* Start *
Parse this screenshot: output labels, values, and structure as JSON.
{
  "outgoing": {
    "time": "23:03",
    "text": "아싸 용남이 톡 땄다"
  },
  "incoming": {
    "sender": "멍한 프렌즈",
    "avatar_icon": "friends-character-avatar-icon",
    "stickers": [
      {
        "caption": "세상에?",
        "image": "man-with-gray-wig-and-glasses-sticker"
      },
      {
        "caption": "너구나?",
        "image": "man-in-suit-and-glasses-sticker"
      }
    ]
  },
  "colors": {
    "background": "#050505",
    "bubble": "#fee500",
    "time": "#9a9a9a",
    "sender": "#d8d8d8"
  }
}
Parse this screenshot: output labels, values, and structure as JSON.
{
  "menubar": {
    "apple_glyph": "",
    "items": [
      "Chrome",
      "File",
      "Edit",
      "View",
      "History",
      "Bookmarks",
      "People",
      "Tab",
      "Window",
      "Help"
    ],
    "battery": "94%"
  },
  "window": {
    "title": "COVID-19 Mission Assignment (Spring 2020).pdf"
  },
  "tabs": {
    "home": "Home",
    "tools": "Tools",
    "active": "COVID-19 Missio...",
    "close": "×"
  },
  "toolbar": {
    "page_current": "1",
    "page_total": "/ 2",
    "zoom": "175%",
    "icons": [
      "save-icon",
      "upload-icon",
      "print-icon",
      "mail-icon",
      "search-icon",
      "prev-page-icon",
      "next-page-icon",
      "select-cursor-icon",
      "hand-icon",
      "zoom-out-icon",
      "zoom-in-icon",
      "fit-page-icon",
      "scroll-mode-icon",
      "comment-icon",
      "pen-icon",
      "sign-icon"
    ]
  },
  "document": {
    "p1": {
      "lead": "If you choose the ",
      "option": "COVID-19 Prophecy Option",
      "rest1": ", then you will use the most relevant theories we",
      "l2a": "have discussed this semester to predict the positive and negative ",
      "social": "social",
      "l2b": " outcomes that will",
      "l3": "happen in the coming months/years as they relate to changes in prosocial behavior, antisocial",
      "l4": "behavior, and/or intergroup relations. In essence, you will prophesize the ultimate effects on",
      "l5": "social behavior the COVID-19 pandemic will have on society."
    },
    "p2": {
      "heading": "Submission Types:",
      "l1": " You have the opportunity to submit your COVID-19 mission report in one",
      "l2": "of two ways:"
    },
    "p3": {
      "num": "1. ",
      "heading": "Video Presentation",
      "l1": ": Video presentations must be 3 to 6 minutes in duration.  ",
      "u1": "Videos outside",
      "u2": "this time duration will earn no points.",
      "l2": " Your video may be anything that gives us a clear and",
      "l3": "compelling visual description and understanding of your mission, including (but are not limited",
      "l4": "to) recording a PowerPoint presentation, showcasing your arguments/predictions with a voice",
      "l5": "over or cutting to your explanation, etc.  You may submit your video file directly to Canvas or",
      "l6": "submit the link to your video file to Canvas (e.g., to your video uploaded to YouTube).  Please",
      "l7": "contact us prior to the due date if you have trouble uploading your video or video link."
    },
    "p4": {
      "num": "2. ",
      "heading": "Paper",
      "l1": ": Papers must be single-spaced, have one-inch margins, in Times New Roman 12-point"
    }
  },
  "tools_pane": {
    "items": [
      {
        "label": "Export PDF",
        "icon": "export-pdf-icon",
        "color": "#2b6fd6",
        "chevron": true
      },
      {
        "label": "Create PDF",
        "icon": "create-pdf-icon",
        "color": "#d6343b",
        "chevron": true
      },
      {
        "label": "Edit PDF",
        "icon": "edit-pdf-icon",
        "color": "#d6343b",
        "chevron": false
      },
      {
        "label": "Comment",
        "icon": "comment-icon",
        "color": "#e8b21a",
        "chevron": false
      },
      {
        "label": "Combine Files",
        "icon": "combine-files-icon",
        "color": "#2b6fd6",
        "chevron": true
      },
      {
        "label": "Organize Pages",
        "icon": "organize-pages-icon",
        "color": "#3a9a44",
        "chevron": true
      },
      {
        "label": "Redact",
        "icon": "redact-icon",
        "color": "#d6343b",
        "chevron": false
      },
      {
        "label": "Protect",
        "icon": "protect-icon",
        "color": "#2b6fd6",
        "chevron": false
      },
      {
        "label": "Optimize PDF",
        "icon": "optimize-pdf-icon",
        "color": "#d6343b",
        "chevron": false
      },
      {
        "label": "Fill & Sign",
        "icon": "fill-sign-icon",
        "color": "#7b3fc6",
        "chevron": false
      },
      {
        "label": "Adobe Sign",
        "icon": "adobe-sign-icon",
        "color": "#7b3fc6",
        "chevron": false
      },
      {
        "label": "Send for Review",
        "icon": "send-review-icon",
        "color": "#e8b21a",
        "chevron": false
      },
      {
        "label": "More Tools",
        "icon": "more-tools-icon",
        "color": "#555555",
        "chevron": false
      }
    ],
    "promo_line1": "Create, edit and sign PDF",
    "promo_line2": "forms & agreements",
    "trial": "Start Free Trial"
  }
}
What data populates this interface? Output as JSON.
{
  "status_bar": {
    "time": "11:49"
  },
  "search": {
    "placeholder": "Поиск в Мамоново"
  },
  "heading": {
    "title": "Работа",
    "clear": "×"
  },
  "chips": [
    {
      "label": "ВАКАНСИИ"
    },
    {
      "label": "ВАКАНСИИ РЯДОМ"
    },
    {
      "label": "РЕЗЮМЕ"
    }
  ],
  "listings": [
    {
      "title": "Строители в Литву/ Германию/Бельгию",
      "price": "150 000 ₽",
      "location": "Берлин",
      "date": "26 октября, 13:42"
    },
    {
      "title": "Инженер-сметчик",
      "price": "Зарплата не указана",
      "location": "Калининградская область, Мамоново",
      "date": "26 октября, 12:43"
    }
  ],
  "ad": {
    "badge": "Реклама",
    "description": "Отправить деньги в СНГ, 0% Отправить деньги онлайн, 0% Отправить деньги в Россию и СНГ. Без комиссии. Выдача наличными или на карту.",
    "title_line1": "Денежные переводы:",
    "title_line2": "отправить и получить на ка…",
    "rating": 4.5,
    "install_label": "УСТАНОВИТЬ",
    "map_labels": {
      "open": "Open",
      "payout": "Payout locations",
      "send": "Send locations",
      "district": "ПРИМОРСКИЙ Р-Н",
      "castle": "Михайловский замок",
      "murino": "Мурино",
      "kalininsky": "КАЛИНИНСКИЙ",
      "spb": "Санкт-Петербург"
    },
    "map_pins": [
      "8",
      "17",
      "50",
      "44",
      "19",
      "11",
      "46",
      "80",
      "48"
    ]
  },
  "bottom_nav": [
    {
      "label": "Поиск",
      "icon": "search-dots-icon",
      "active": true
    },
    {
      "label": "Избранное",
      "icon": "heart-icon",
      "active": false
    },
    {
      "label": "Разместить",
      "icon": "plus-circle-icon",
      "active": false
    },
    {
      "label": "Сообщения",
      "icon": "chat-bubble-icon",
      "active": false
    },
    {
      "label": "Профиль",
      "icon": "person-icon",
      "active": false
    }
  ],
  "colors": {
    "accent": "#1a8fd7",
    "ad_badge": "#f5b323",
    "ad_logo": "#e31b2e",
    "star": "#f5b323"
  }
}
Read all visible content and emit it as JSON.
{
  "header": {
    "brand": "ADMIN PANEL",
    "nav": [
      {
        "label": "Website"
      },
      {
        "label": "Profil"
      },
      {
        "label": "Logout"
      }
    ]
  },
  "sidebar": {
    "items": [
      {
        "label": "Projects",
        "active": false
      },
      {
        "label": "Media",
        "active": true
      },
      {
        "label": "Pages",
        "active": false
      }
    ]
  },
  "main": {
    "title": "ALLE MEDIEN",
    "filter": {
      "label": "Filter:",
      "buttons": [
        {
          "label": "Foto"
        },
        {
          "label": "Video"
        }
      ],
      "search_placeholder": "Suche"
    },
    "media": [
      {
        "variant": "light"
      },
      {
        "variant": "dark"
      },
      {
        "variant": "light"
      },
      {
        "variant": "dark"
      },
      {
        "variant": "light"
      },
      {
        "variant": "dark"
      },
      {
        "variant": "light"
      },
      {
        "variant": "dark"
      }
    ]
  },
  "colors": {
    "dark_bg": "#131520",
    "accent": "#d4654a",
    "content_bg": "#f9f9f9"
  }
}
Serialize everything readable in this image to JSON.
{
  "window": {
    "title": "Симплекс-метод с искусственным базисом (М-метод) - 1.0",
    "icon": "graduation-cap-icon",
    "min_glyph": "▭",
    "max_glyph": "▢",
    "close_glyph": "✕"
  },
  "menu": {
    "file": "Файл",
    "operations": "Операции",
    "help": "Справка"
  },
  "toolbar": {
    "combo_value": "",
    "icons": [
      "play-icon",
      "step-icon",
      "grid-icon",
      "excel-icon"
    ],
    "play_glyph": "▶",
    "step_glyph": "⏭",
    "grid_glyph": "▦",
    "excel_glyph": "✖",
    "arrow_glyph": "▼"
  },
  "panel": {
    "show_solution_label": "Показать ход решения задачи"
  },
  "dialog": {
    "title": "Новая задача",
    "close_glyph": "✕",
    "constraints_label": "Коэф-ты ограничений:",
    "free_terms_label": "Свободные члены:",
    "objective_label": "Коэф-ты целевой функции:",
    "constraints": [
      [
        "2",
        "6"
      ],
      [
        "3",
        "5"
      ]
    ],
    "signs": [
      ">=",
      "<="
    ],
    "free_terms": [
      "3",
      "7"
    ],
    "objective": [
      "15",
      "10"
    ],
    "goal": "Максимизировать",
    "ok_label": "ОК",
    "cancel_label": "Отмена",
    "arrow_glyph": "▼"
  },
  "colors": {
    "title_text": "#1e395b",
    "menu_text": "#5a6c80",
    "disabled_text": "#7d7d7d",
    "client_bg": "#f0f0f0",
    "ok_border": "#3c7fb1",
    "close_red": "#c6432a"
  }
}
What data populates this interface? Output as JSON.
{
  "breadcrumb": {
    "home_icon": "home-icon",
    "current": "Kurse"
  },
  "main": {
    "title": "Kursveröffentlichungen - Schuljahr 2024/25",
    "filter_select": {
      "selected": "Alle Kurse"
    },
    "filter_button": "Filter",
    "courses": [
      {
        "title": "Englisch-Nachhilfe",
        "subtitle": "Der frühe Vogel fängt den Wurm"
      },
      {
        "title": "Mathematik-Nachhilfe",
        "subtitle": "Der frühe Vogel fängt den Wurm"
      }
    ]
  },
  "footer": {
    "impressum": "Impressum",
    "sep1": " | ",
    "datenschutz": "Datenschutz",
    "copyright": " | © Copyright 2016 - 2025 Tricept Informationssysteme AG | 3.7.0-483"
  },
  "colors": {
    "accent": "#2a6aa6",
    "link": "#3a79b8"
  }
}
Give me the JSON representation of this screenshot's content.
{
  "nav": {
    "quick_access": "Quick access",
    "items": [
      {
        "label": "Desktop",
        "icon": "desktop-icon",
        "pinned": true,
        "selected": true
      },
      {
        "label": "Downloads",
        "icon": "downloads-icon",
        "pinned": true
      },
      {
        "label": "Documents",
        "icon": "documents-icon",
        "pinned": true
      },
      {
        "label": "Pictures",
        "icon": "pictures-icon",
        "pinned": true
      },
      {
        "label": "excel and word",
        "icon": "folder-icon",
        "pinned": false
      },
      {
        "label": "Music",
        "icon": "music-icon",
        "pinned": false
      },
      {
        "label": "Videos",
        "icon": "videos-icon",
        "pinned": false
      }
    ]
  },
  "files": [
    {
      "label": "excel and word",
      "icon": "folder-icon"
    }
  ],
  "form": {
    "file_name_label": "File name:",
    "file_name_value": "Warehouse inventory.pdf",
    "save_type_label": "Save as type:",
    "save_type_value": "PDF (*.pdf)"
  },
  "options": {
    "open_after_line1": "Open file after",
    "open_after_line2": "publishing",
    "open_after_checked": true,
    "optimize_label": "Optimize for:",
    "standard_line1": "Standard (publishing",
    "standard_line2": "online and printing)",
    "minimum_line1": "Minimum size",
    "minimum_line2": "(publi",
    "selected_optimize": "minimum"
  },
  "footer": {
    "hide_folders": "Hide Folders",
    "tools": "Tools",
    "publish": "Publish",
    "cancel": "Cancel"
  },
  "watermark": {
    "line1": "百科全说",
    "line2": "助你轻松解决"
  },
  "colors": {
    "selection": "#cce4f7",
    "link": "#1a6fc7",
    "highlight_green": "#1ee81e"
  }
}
* End *
**TO DO:** Where does the word "submit" appear in the listing? List each line that holds it.

**RESULT OF THIS EXERCISE:**
      "l1": " You have the opportunity to submit your COVID-19 mission report in one",
      "l5": "over or cutting to your explanation, etc.  You may submit your video file directly to Canvas or",
      "l6": "submit the link to your video file to Canvas (e.g., to your video uploaded to YouTube).  Please",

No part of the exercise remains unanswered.